**** Records shown
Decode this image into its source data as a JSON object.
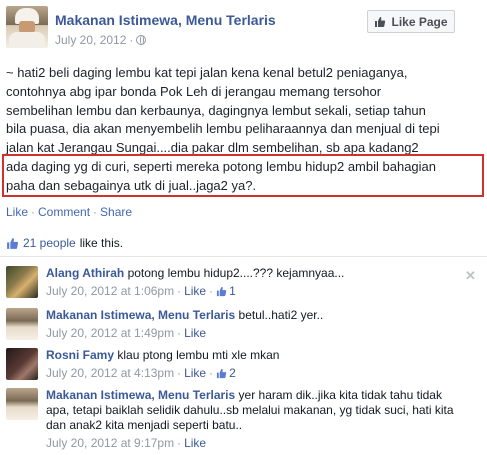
{
  "post": {
    "page_name": "Makanan Istimewa, Menu Terlaris",
    "date": "July 20, 2012",
    "like_page_label": "Like Page",
    "text_lines": [
      "~ hati2 beli daging lembu kat tepi jalan kena kenal betul2 peniaganya,",
      "contohnya abg ipar bonda Pok Leh di jerangau memang tersohor",
      "sembelihan lembu dan kerbaunya, dagingnya lembut sekali, setiap tahun",
      "bila puasa, dia akan menyembelih lembu peliharaannya dan menjual di tepi",
      "jalan kat Jerangau Sungai....dia pakar dlm sembelihan, sb apa kadang2",
      "ada daging yg di curi, seperti mereka potong lembu hidup2 ambil bahagian",
      "paha dan sebagainya utk di jual..jaga2 ya?."
    ],
    "actions": {
      "like": "Like",
      "comment": "Comment",
      "share": "Share"
    },
    "likes": {
      "count_link": "21 people",
      "suffix": "like this."
    }
  },
  "comments": [
    {
      "author": "Alang Athirah",
      "text": "potong lembu hidup2....??? kejamnyaa...",
      "time": "July 20, 2012 at 1:06pm",
      "like_label": "Like",
      "like_count": "1",
      "avatar_icon": "user-photo-alang"
    },
    {
      "author": "Makanan Istimewa, Menu Terlaris",
      "text": "betul..hati2 yer..",
      "time": "July 20, 2012 at 1:49pm",
      "like_label": "Like",
      "like_count": "",
      "avatar_icon": "page-photo"
    },
    {
      "author": "Rosni Famy",
      "text": "klau ptong lembu mti xle mkan",
      "time": "July 20, 2012 at 4:13pm",
      "like_label": "Like",
      "like_count": "2",
      "avatar_icon": "user-photo-rosni"
    },
    {
      "author": "Makanan Istimewa, Menu Terlaris",
      "text_lines": [
        "yer haram dik..jika kita tidak tahu tidak",
        "apa, tetapi baiklah selidik dahulu..sb melalui makanan, yg tidak suci, hati kita",
        "dan anak2 kita menjadi seperti batu.."
      ],
      "time": "July 20, 2012 at 9:17pm",
      "like_label": "Like",
      "like_count": "",
      "avatar_icon": "page-photo"
    }
  ],
  "colors": {
    "link": "#3b5998",
    "highlight": "#d0312d",
    "meta": "#9197a3"
  }
}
********
* Exercise requirements *
Each line above that includes "seperti" should be shown.

* Correct output *
      "ada daging yg di curi, seperti mereka potong lembu hidup2 ambil bahagian",
        "dan anak2 kita menjadi seperti batu.."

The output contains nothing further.